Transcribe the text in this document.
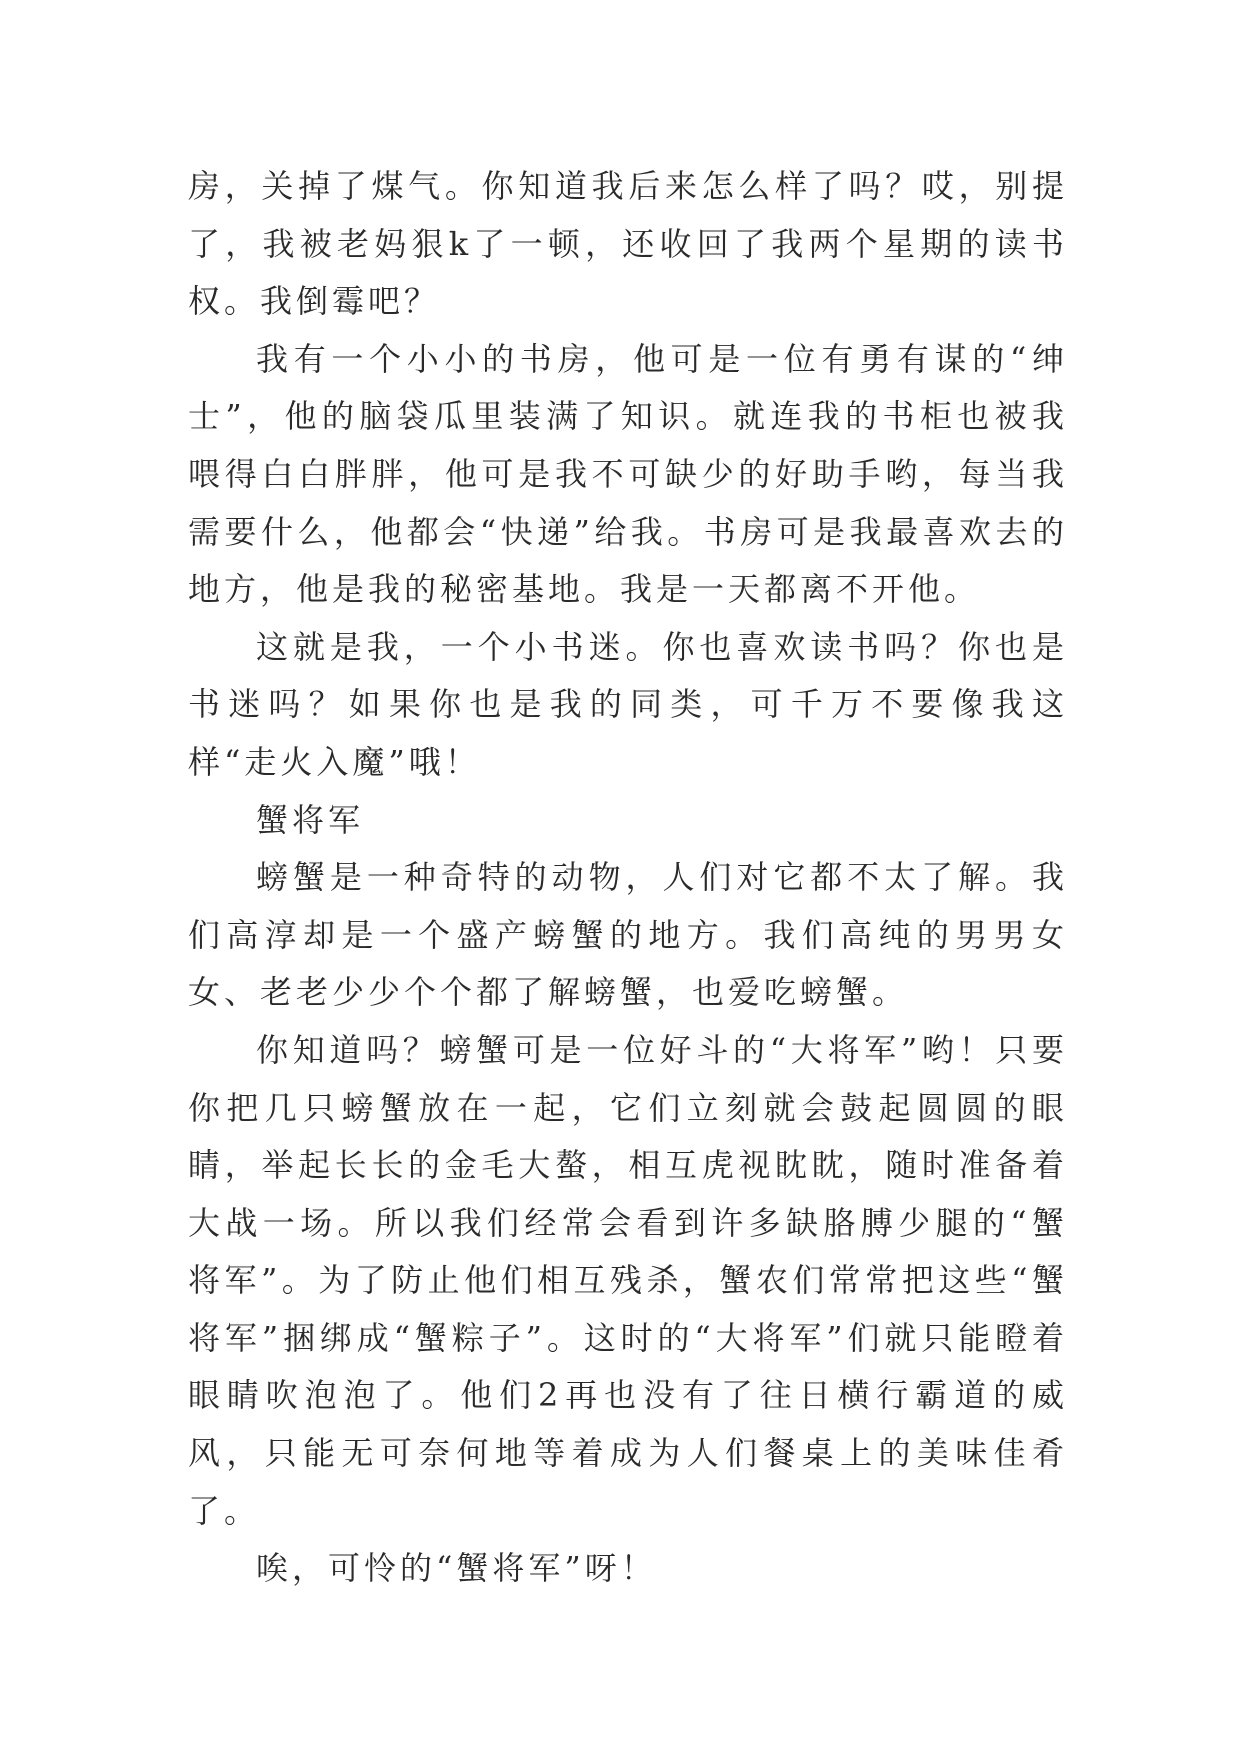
房，关掉了煤气。你知道我后来怎么样了吗？哎，别提了，我被老妈狠k了一顿，还收回了我两个星期的读书权。我倒霉吧？

我有一个小小的书房，他可是一位有勇有谋的“绅士”，他的脑袋瓜里装满了知识。就连我的书柜也被我喂得白白胖胖，他可是我不可缺少的好助手哟，每当我需要什么，他都会“快递”给我。书房可是我最喜欢去的地方，他是我的秘密基地。我是一天都离不开他。

这就是我，一个小书迷。你也喜欢读书吗？你也是书迷吗？如果你也是我的同类，可千万不要像我这样“走火入魔”哦！

蟹将军

螃蟹是一种奇特的动物，人们对它都不太了解。我们高淳却是一个盛产螃蟹的地方。我们高纯的男男女女、老老少少个个都了解螃蟹，也爱吃螃蟹。

你知道吗？螃蟹可是一位好斗的“大将军”哟！只要你把几只螃蟹放在一起，它们立刻就会鼓起圆圆的眼睛，举起长长的金毛大螯，相互虎视眈眈，随时准备着大战一场。所以我们经常会看到许多缺胳膊少腿的“蟹将军”。为了防止他们相互残杀，蟹农们常常把这些“蟹将军”捆绑成“蟹粽子”。这时的“大将军”们就只能瞪着眼睛吹泡泡了。他们2再也没有了往日横行霸道的威风，只能无可奈何地等着成为人们餐桌上的美味佳肴了。

唉，可怜的“蟹将军”呀！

## Given exercise
Please transcribe the material above exactly as written. Leave the pictures out.

## The completed task
Transcribe the text in this document.
房，关掉了煤气。你知道我后来怎么样了吗？哎，别提了，我被老妈狠k了一顿，还收回了我两个星期的读书权。我倒霉吧？

我有一个小小的书房，他可是一位有勇有谋的“绅士”，他的脑袋瓜里装满了知识。就连我的书柜也被我喂得白白胖胖，他可是我不可缺少的好助手哟，每当我需要什么，他都会“快递”给我。书房可是我最喜欢去的地方，他是我的秘密基地。我是一天都离不开他。

这就是我，一个小书迷。你也喜欢读书吗？你也是书迷吗？如果你也是我的同类，可千万不要像我这样“走火入魔”哦！

蟹将军

螃蟹是一种奇特的动物，人们对它都不太了解。我们高淳却是一个盛产螃蟹的地方。我们高纯的男男女女、老老少少个个都了解螃蟹，也爱吃螃蟹。

你知道吗？螃蟹可是一位好斗的“大将军”哟！只要你把几只螃蟹放在一起，它们立刻就会鼓起圆圆的眼睛，举起长长的金毛大螯，相互虎视眈眈，随时准备着大战一场。所以我们经常会看到许多缺胳膊少腿的“蟹将军”。为了防止他们相互残杀，蟹农们常常把这些“蟹将军”捆绑成“蟹粽子”。这时的“大将军”们就只能瞪着眼睛吹泡泡了。他们2再也没有了往日横行霸道的威风，只能无可奈何地等着成为人们餐桌上的美味佳肴了。

唉，可怜的“蟹将军”呀！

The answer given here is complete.